***** RECORDS SUPPLIED *****
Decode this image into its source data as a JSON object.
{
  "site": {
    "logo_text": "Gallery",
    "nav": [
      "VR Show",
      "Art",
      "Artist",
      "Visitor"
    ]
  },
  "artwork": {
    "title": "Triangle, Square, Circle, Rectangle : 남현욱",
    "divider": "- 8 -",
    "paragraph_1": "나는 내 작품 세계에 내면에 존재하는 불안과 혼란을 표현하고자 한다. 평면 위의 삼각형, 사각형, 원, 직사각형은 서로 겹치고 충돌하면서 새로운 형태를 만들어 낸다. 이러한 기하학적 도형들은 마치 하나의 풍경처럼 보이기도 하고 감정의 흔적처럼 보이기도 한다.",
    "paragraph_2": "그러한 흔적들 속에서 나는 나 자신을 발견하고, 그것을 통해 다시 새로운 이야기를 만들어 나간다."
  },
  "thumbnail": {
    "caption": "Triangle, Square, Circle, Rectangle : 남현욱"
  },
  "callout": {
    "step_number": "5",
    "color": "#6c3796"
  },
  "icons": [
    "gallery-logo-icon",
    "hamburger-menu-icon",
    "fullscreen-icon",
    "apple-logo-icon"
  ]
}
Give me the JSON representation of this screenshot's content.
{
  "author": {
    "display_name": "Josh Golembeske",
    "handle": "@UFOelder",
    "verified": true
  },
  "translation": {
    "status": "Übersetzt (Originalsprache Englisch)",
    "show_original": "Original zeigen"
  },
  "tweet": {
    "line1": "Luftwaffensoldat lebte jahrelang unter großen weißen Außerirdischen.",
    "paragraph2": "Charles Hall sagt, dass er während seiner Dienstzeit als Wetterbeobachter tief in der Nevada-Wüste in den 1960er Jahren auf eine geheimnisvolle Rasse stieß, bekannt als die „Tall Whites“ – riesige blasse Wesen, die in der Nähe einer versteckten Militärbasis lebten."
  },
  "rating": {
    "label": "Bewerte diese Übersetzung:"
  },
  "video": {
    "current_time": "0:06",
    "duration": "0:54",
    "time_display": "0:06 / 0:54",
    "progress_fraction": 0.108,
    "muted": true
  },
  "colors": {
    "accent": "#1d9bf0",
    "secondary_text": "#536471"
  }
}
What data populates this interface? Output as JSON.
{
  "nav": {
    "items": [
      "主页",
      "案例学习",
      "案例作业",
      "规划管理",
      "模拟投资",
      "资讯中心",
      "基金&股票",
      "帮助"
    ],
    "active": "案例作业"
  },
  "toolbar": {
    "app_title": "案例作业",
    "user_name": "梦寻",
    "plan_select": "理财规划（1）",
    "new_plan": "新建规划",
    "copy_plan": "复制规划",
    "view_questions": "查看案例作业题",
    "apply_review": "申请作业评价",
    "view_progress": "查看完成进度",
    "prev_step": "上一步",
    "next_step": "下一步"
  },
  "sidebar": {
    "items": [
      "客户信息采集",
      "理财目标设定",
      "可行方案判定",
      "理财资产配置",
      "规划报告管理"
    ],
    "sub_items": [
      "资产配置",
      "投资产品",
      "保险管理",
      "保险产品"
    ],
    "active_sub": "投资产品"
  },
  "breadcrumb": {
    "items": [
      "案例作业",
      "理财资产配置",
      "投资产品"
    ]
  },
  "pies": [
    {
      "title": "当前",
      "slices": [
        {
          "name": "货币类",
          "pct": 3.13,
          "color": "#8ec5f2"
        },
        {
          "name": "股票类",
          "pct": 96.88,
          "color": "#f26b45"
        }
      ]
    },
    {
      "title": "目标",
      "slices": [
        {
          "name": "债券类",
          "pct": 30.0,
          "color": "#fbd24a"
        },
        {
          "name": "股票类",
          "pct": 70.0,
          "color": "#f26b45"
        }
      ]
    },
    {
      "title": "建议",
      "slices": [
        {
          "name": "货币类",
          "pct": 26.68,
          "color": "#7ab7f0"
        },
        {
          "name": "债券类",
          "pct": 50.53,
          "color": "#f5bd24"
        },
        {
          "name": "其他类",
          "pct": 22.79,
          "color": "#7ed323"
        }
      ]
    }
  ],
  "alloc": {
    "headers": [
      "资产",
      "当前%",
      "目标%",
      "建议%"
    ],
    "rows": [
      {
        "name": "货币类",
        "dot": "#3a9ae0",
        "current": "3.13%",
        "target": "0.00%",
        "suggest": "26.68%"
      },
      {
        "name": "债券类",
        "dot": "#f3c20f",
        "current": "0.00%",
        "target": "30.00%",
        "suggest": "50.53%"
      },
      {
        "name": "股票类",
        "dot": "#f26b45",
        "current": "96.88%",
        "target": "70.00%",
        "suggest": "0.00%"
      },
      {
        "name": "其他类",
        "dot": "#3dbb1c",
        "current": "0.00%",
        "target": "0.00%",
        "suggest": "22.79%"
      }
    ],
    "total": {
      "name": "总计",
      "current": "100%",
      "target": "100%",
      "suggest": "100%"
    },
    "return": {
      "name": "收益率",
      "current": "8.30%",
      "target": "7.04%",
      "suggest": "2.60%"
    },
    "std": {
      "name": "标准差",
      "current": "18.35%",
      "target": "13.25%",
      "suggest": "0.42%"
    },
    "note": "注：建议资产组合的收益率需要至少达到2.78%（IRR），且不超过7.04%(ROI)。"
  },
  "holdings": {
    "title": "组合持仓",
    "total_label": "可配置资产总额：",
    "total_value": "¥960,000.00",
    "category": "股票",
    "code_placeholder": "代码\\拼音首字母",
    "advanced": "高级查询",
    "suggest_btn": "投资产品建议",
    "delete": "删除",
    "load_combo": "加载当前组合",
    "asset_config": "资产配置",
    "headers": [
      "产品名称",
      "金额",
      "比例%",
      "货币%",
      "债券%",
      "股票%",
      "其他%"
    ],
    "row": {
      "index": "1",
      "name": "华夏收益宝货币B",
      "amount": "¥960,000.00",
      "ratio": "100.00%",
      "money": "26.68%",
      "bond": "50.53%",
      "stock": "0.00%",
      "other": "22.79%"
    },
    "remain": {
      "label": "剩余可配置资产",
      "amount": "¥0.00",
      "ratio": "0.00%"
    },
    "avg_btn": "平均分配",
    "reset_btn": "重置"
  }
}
*****
DIRECTIVE:
Establish how many lines of the records contain the string "Square" and state that number without elaboration.

TASK RESULT:
2